---------- Source data ----------

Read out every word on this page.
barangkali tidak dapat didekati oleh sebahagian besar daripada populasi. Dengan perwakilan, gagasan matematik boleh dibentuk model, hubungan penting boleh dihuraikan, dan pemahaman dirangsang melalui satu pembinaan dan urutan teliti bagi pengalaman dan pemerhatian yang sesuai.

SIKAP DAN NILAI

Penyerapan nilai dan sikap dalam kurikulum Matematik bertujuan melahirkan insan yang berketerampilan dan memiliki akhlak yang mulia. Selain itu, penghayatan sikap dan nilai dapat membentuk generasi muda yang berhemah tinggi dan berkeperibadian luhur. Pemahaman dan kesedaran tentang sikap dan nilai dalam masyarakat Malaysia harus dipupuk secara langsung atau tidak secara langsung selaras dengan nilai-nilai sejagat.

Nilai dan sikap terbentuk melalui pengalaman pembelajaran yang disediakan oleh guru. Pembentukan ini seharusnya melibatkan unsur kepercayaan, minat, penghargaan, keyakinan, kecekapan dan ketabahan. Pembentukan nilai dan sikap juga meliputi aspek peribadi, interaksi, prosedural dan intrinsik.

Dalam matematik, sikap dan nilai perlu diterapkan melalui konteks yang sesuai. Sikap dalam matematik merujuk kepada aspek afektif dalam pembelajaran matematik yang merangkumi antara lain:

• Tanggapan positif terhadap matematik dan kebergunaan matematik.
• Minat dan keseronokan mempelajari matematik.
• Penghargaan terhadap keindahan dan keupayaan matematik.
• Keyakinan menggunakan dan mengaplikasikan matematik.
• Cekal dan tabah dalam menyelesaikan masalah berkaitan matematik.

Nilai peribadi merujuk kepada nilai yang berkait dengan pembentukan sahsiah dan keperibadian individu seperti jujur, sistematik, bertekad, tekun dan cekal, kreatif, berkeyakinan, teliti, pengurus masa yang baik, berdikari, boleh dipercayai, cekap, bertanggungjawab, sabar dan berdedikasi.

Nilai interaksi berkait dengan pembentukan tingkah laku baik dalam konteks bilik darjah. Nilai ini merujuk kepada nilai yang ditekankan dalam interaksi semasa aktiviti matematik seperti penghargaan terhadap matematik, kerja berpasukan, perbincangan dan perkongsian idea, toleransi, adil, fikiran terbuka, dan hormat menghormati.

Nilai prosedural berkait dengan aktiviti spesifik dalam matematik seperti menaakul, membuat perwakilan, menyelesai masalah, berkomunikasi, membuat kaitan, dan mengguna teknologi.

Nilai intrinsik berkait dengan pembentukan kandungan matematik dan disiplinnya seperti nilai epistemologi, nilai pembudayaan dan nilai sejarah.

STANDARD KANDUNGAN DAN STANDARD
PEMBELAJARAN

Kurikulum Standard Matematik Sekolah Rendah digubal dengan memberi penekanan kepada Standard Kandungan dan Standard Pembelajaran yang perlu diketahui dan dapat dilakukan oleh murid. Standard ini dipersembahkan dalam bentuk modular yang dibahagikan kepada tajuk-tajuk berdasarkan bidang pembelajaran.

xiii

----------
---------- Source data ----------

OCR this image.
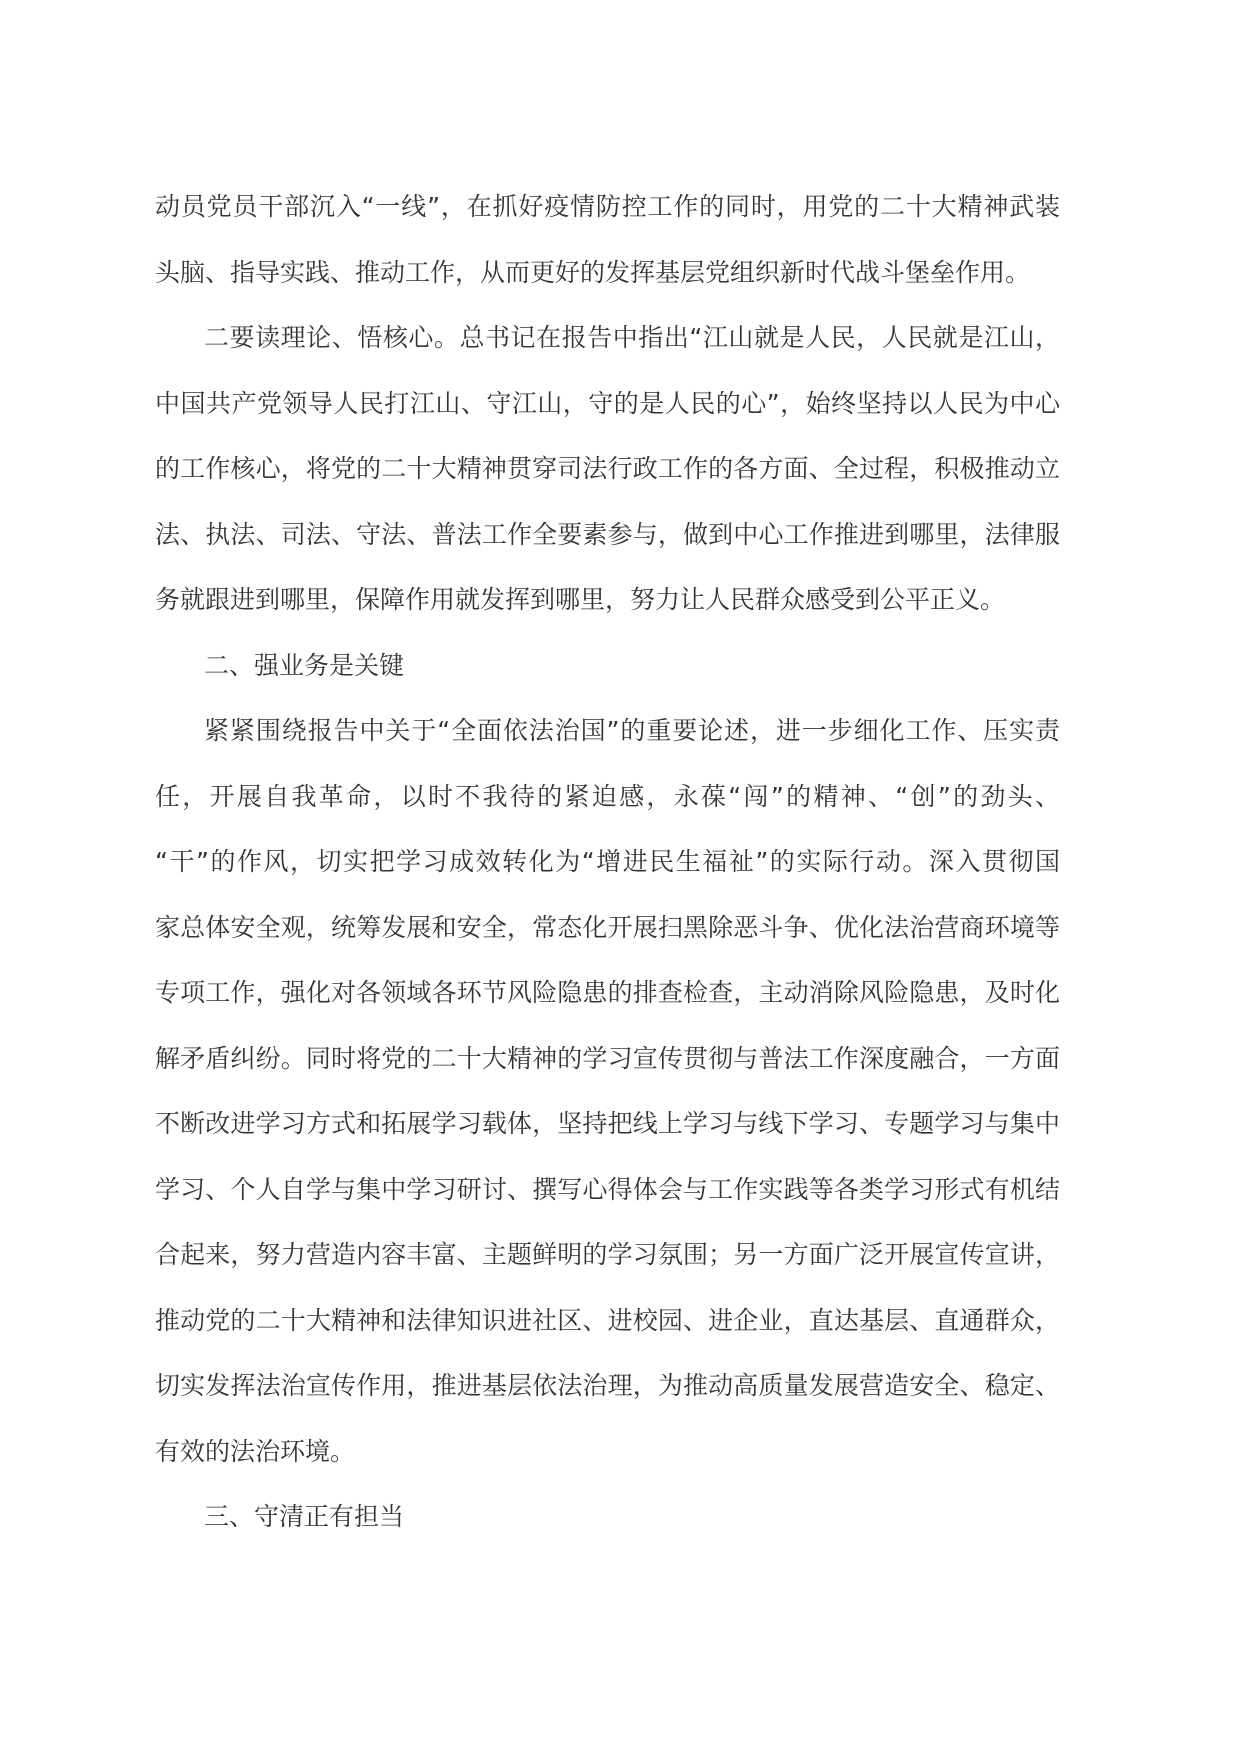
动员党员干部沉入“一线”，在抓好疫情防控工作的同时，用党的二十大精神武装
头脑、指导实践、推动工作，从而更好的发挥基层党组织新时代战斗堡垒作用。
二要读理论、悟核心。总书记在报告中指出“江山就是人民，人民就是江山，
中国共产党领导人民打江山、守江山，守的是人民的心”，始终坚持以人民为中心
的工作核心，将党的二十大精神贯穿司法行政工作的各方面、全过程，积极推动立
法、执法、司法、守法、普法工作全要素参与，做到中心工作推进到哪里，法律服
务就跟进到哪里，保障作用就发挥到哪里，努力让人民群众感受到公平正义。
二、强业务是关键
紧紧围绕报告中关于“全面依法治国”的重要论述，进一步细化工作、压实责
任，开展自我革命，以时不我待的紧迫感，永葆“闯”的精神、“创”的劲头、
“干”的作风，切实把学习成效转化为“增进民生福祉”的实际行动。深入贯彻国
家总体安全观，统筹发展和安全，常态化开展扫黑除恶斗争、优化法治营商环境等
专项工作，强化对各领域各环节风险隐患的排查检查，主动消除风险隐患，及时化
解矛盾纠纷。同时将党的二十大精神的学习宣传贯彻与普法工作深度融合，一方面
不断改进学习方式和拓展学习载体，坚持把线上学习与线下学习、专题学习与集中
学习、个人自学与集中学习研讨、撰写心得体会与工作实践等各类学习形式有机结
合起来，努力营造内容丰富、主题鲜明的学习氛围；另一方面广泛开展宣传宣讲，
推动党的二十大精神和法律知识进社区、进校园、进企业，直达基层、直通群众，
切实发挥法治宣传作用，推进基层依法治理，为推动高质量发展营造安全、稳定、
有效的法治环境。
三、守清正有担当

----------

* [Your goal] Scan the records above, count the lines with "prosedural" in them, and give only the number.

* [Reply] 2